- Data entries:
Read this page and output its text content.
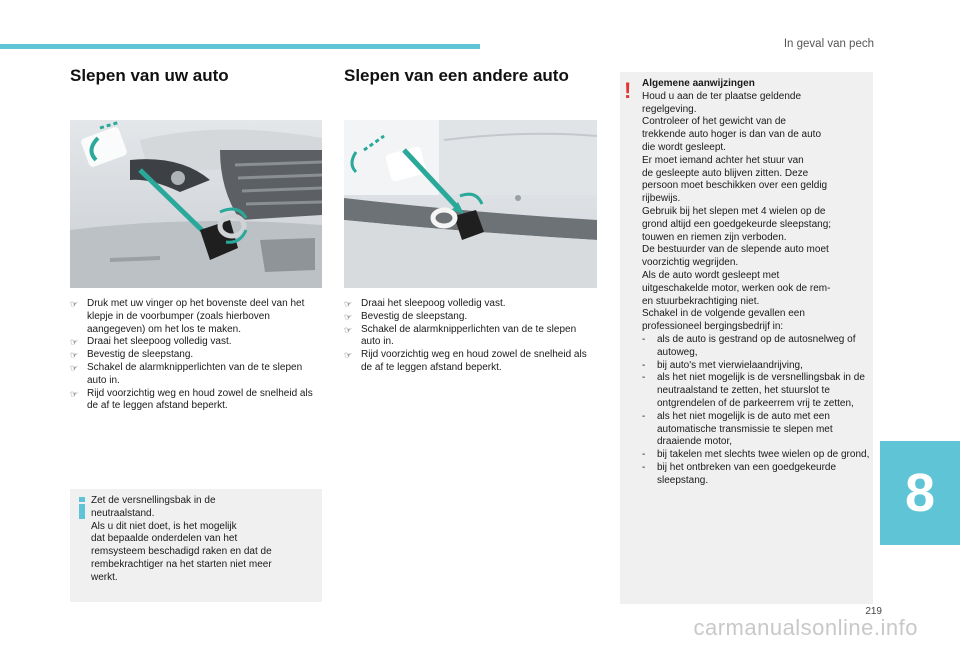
In geval van pech
Slepen van uw auto
☞ Druk met uw vinger op het bovenste deel van het klepje in de voorbumper (zoals hierboven aangegeven) om het los te maken.
☞ Draai het sleepoog volledig vast.
☞ Bevestig de sleepstang.
☞ Schakel de alarmknipperlichten van de te slepen auto in.
☞ Rijd voorzichtig weg en houd zowel de snelheid als de af te leggen afstand beperkt.
Zet de versnellingsbak in de
neutraalstand.
Als u dit niet doet, is het mogelijk
dat bepaalde onderdelen van het
remsysteem beschadigd raken en dat de
rembekrachtiger na het starten niet meer
werkt.
Slepen van een andere auto
☞ Draai het sleepoog volledig vast.
☞ Bevestig de sleepstang.
☞ Schakel de alarmknipperlichten van de te slepen auto in.
☞ Rijd voorzichtig weg en houd zowel de snelheid als de af te leggen afstand beperkt.
! Algemene aanwijzingen
Houd u aan de ter plaatse geldende
regelgeving.
Controleer of het gewicht van de
trekkende auto hoger is dan van de auto
die wordt gesleept.
Er moet iemand achter het stuur van
de gesleepte auto blijven zitten. Deze
persoon moet beschikken over een geldig
rijbewijs.
Gebruik bij het slepen met 4 wielen op de
grond altijd een goedgekeurde sleepstang;
touwen en riemen zijn verboden.
De bestuurder van de slepende auto moet
voorzichtig wegrijden.
Als de auto wordt gesleept met
uitgeschakelde motor, werken ook de rem-
en stuurbekrachtiging niet.
Schakel in de volgende gevallen een
professioneel bergingsbedrijf in:
- als de auto is gestrand op de autosnelweg of autoweg,
- bij auto's met vierwielaandrijving,
- als het niet mogelijk is de versnellingsbak in de neutraalstand te zetten, het stuurslot te ontgrendelen of de parkeerrem vrij te zetten,
- als het niet mogelijk is de auto met een automatische transmissie te slepen met draaiende motor,
- bij takelen met slechts twee wielen op de grond,
- bij het ontbreken van een goedgekeurde sleepstang.	8
219
carmanualsonline.info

- Short problem: Leave every image out, and retype the material exactly.

- Solution for this task:
Read this page and output its text content.
In geval van pech
Slepen van uw auto
☞ Druk met uw vinger op het bovenste deel van het klepje in de voorbumper (zoals hierboven aangegeven) om het los te maken.
☞ Draai het sleepoog volledig vast.
☞ Bevestig de sleepstang.
☞ Schakel de alarmknipperlichten van de te slepen auto in.
☞ Rijd voorzichtig weg en houd zowel de snelheid als de af te leggen afstand beperkt.
Zet de versnellingsbak in de
neutraalstand.
Als u dit niet doet, is het mogelijk
dat bepaalde onderdelen van het
remsysteem beschadigd raken en dat de
rembekrachtiger na het starten niet meer
werkt.
Slepen van een andere auto
☞ Draai het sleepoog volledig vast.
☞ Bevestig de sleepstang.
☞ Schakel de alarmknipperlichten van de te slepen auto in.
☞ Rijd voorzichtig weg en houd zowel de snelheid als de af te leggen afstand beperkt.
! Algemene aanwijzingen
Houd u aan de ter plaatse geldende
regelgeving.
Controleer of het gewicht van de
trekkende auto hoger is dan van de auto
die wordt gesleept.
Er moet iemand achter het stuur van
de gesleepte auto blijven zitten. Deze
persoon moet beschikken over een geldig
rijbewijs.
Gebruik bij het slepen met 4 wielen op de
grond altijd een goedgekeurde sleepstang;
touwen en riemen zijn verboden.
De bestuurder van de slepende auto moet
voorzichtig wegrijden.
Als de auto wordt gesleept met
uitgeschakelde motor, werken ook de rem-
en stuurbekrachtiging niet.
Schakel in de volgende gevallen een
professioneel bergingsbedrijf in:
- als de auto is gestrand op de autosnelweg of autoweg,
- bij auto's met vierwielaandrijving,
- als het niet mogelijk is de versnellingsbak in de neutraalstand te zetten, het stuurslot te ontgrendelen of de parkeerrem vrij te zetten,
- als het niet mogelijk is de auto met een automatische transmissie te slepen met draaiende motor,
- bij takelen met slechts twee wielen op de grond,
- bij het ontbreken van een goedgekeurde sleepstang.	8
219
carmanualsonline.info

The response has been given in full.